* TO DO *
Quote the records below in full, exactly as given, with the images taken out.

* DATASET RECORDS *
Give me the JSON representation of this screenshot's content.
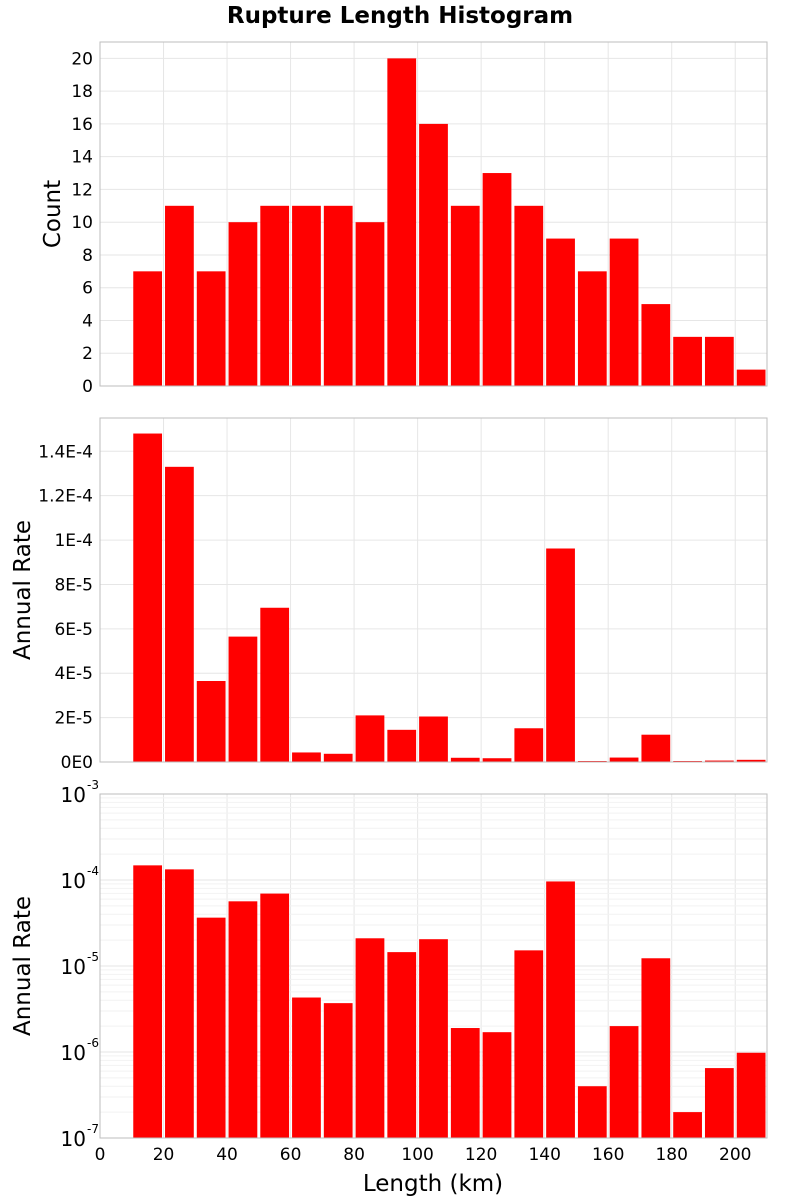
{
  "colors": {
    "bar": "#ff0000",
    "grid": "#e6e6e6",
    "minor_grid": "#f2f2f2",
    "frame": "#bdbdbd"
  },
  "chart_data": {
    "title": "Rupture Length Histogram",
    "xlabel": "Length (km)",
    "x_ticks": [
      "0",
      "20",
      "40",
      "60",
      "80",
      "100",
      "120",
      "140",
      "160",
      "180",
      "200"
    ],
    "xlim": [
      0,
      210
    ],
    "bin_width": 10,
    "bin_lefts": [
      10,
      20,
      30,
      40,
      50,
      60,
      70,
      80,
      90,
      100,
      110,
      120,
      130,
      140,
      150,
      160,
      170,
      180,
      190,
      200
    ],
    "panels": [
      {
        "type": "bar",
        "ylabel": "Count",
        "scale": "linear",
        "ylim": [
          0,
          21
        ],
        "y_ticks": [
          "0",
          "2",
          "4",
          "6",
          "8",
          "10",
          "12",
          "14",
          "16",
          "18",
          "20"
        ],
        "values": [
          7,
          11,
          7,
          10,
          11,
          11,
          11,
          10,
          20,
          16,
          11,
          13,
          11,
          9,
          7,
          9,
          5,
          3,
          3,
          1
        ]
      },
      {
        "type": "bar",
        "ylabel": "Annual Rate",
        "scale": "linear",
        "ylim": [
          0,
          0.000155
        ],
        "y_ticks": [
          "0E0",
          "2E-5",
          "4E-5",
          "6E-5",
          "8E-5",
          "1E-4",
          "1.2E-4",
          "1.4E-4"
        ],
        "values": [
          0.000148,
          0.000133,
          3.65e-05,
          5.65e-05,
          6.95e-05,
          4.3e-06,
          3.7e-06,
          2.1e-05,
          1.45e-05,
          2.05e-05,
          1.9e-06,
          1.7e-06,
          1.52e-05,
          9.62e-05,
          4e-07,
          2e-06,
          1.23e-05,
          2e-07,
          6.5e-07,
          9.8e-07
        ]
      },
      {
        "type": "bar",
        "ylabel": "Annual Rate",
        "scale": "log",
        "ylim": [
          1e-07,
          0.001
        ],
        "y_ticks": [
          {
            "base": "10",
            "exp": "-7"
          },
          {
            "base": "10",
            "exp": "-6"
          },
          {
            "base": "10",
            "exp": "-5"
          },
          {
            "base": "10",
            "exp": "-4"
          },
          {
            "base": "10",
            "exp": "-3"
          }
        ],
        "values": [
          0.000148,
          0.000133,
          3.65e-05,
          5.65e-05,
          6.95e-05,
          4.3e-06,
          3.7e-06,
          2.1e-05,
          1.45e-05,
          2.05e-05,
          1.9e-06,
          1.7e-06,
          1.52e-05,
          9.62e-05,
          4e-07,
          2e-06,
          1.23e-05,
          2e-07,
          6.5e-07,
          9.8e-07
        ]
      }
    ]
  }
}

* FINISHED EXERCISE *
Give me the JSON representation of this screenshot's content.
{
  "colors": {
    "bar": "#ff0000",
    "grid": "#e6e6e6",
    "minor_grid": "#f2f2f2",
    "frame": "#bdbdbd"
  },
  "chart_data": {
    "title": "Rupture Length Histogram",
    "xlabel": "Length (km)",
    "x_ticks": [
      "0",
      "20",
      "40",
      "60",
      "80",
      "100",
      "120",
      "140",
      "160",
      "180",
      "200"
    ],
    "xlim": [
      0,
      210
    ],
    "bin_width": 10,
    "bin_lefts": [
      10,
      20,
      30,
      40,
      50,
      60,
      70,
      80,
      90,
      100,
      110,
      120,
      130,
      140,
      150,
      160,
      170,
      180,
      190,
      200
    ],
    "panels": [
      {
        "type": "bar",
        "ylabel": "Count",
        "scale": "linear",
        "ylim": [
          0,
          21
        ],
        "y_ticks": [
          "0",
          "2",
          "4",
          "6",
          "8",
          "10",
          "12",
          "14",
          "16",
          "18",
          "20"
        ],
        "values": [
          7,
          11,
          7,
          10,
          11,
          11,
          11,
          10,
          20,
          16,
          11,
          13,
          11,
          9,
          7,
          9,
          5,
          3,
          3,
          1
        ]
      },
      {
        "type": "bar",
        "ylabel": "Annual Rate",
        "scale": "linear",
        "ylim": [
          0,
          0.000155
        ],
        "y_ticks": [
          "0E0",
          "2E-5",
          "4E-5",
          "6E-5",
          "8E-5",
          "1E-4",
          "1.2E-4",
          "1.4E-4"
        ],
        "values": [
          0.000148,
          0.000133,
          3.65e-05,
          5.65e-05,
          6.95e-05,
          4.3e-06,
          3.7e-06,
          2.1e-05,
          1.45e-05,
          2.05e-05,
          1.9e-06,
          1.7e-06,
          1.52e-05,
          9.62e-05,
          4e-07,
          2e-06,
          1.23e-05,
          2e-07,
          6.5e-07,
          9.8e-07
        ]
      },
      {
        "type": "bar",
        "ylabel": "Annual Rate",
        "scale": "log",
        "ylim": [
          1e-07,
          0.001
        ],
        "y_ticks": [
          {
            "base": "10",
            "exp": "-7"
          },
          {
            "base": "10",
            "exp": "-6"
          },
          {
            "base": "10",
            "exp": "-5"
          },
          {
            "base": "10",
            "exp": "-4"
          },
          {
            "base": "10",
            "exp": "-3"
          }
        ],
        "values": [
          0.000148,
          0.000133,
          3.65e-05,
          5.65e-05,
          6.95e-05,
          4.3e-06,
          3.7e-06,
          2.1e-05,
          1.45e-05,
          2.05e-05,
          1.9e-06,
          1.7e-06,
          1.52e-05,
          9.62e-05,
          4e-07,
          2e-06,
          1.23e-05,
          2e-07,
          6.5e-07,
          9.8e-07
        ]
      }
    ]
  }
}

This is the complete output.